Data records:
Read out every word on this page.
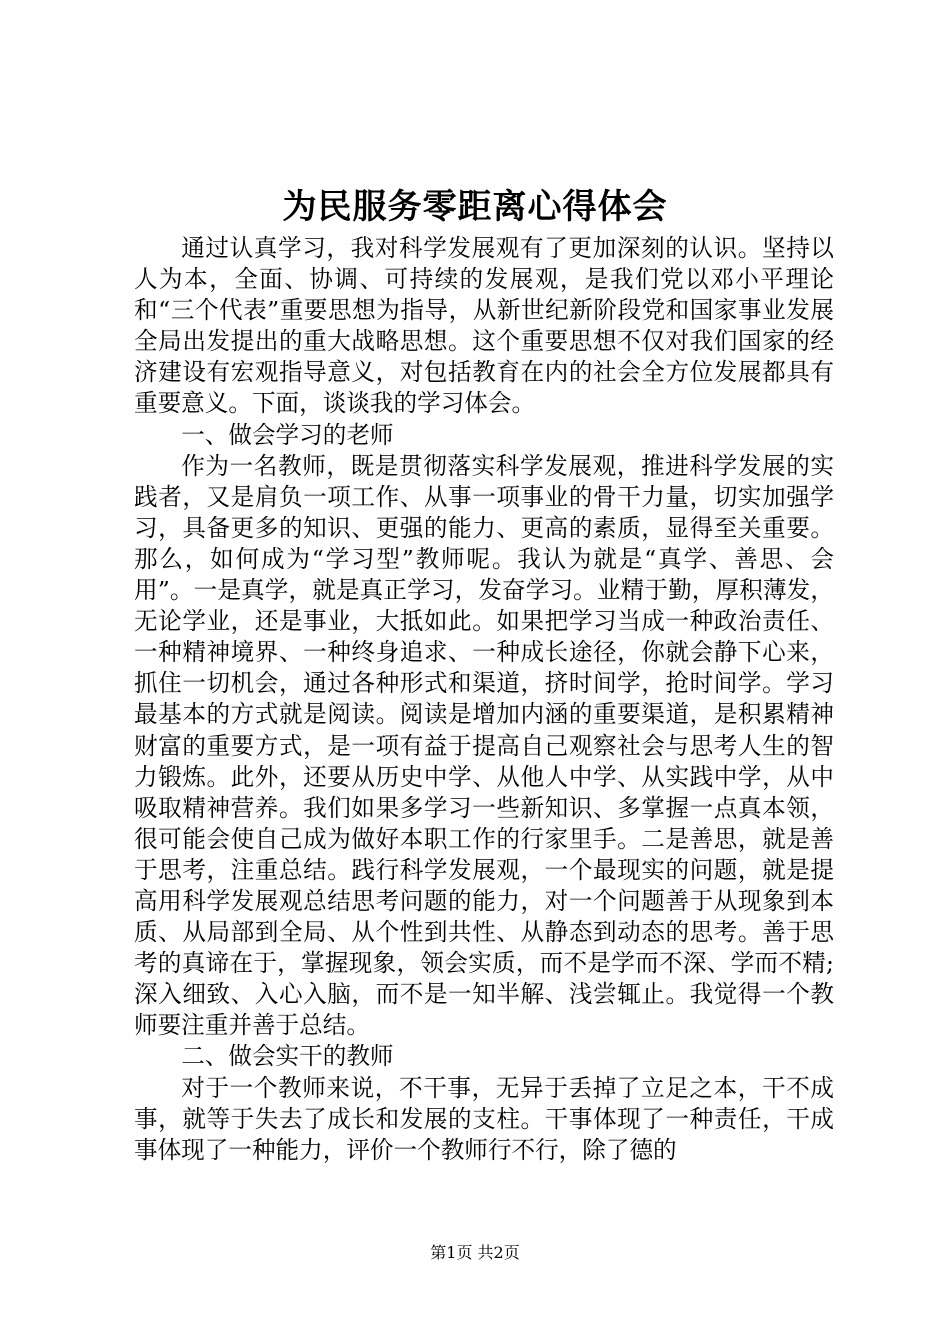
为民服务零距离心得体会

通过认真学习，我对科学发展观有了更加深刻的认识。坚持以人为本，全面、协调、可持续的发展观，是我们党以邓小平理论和“三个代表”重要思想为指导，从新世纪新阶段党和国家事业发展全局出发提出的重大战略思想。这个重要思想不仅对我们国家的经济建设有宏观指导意义，对包括教育在内的社会全方位发展都具有重要意义。下面，谈谈我的学习体会。

一、做会学习的老师

作为一名教师，既是贯彻落实科学发展观，推进科学发展的实践者，又是肩负一项工作、从事一项事业的骨干力量，切实加强学习，具备更多的知识、更强的能力、更高的素质，显得至关重要。那么，如何成为“学习型”教师呢。我认为就是“真学、善思、会用”。一是真学，就是真正学习，发奋学习。业精于勤，厚积薄发，无论学业，还是事业，大抵如此。如果把学习当成一种政治责任、一种精神境界、一种终身追求、一种成长途径，你就会静下心来，抓住一切机会，通过各种形式和渠道，挤时间学，抢时间学。学习最基本的方式就是阅读。阅读是增加内涵的重要渠道，是积累精神财富的重要方式，是一项有益于提高自己观察社会与思考人生的智力锻炼。此外，还要从历史中学、从他人中学、从实践中学，从中吸取精神营养。我们如果多学习一些新知识、多掌握一点真本领，很可能会使自己成为做好本职工作的行家里手。二是善思，就是善于思考，注重总结。践行科学发展观，一个最现实的问题，就是提高用科学发展观总结思考问题的能力，对一个问题善于从现象到本质、从局部到全局、从个性到共性、从静态到动态的思考。善于思考的真谛在于，掌握现象，领会实质，而不是学而不深、学而不精;深入细致、入心入脑，而不是一知半解、浅尝辄止。我觉得一个教师要注重并善于总结。

二、做会实干的教师

对于一个教师来说，不干事，无异于丢掉了立足之本，干不成事，就等于失去了成长和发展的支柱。干事体现了一种责任，干成事体现了一种能力，评价一个教师行不行，除了德的

第1页 共2页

> _SHORT PROBLEM_:
Make an exact copy of the data, leaving its pictures out.

> _RIGHT ANSWER_:
Read out every word on this page.
为民服务零距离心得体会

通过认真学习，我对科学发展观有了更加深刻的认识。坚持以人为本，全面、协调、可持续的发展观，是我们党以邓小平理论和“三个代表”重要思想为指导，从新世纪新阶段党和国家事业发展全局出发提出的重大战略思想。这个重要思想不仅对我们国家的经济建设有宏观指导意义，对包括教育在内的社会全方位发展都具有重要意义。下面，谈谈我的学习体会。

一、做会学习的老师

作为一名教师，既是贯彻落实科学发展观，推进科学发展的实践者，又是肩负一项工作、从事一项事业的骨干力量，切实加强学习，具备更多的知识、更强的能力、更高的素质，显得至关重要。那么，如何成为“学习型”教师呢。我认为就是“真学、善思、会用”。一是真学，就是真正学习，发奋学习。业精于勤，厚积薄发，无论学业，还是事业，大抵如此。如果把学习当成一种政治责任、一种精神境界、一种终身追求、一种成长途径，你就会静下心来，抓住一切机会，通过各种形式和渠道，挤时间学，抢时间学。学习最基本的方式就是阅读。阅读是增加内涵的重要渠道，是积累精神财富的重要方式，是一项有益于提高自己观察社会与思考人生的智力锻炼。此外，还要从历史中学、从他人中学、从实践中学，从中吸取精神营养。我们如果多学习一些新知识、多掌握一点真本领，很可能会使自己成为做好本职工作的行家里手。二是善思，就是善于思考，注重总结。践行科学发展观，一个最现实的问题，就是提高用科学发展观总结思考问题的能力，对一个问题善于从现象到本质、从局部到全局、从个性到共性、从静态到动态的思考。善于思考的真谛在于，掌握现象，领会实质，而不是学而不深、学而不精;深入细致、入心入脑，而不是一知半解、浅尝辄止。我觉得一个教师要注重并善于总结。

二、做会实干的教师

对于一个教师来说，不干事，无异于丢掉了立足之本，干不成事，就等于失去了成长和发展的支柱。干事体现了一种责任，干成事体现了一种能力，评价一个教师行不行，除了德的

第1页 共2页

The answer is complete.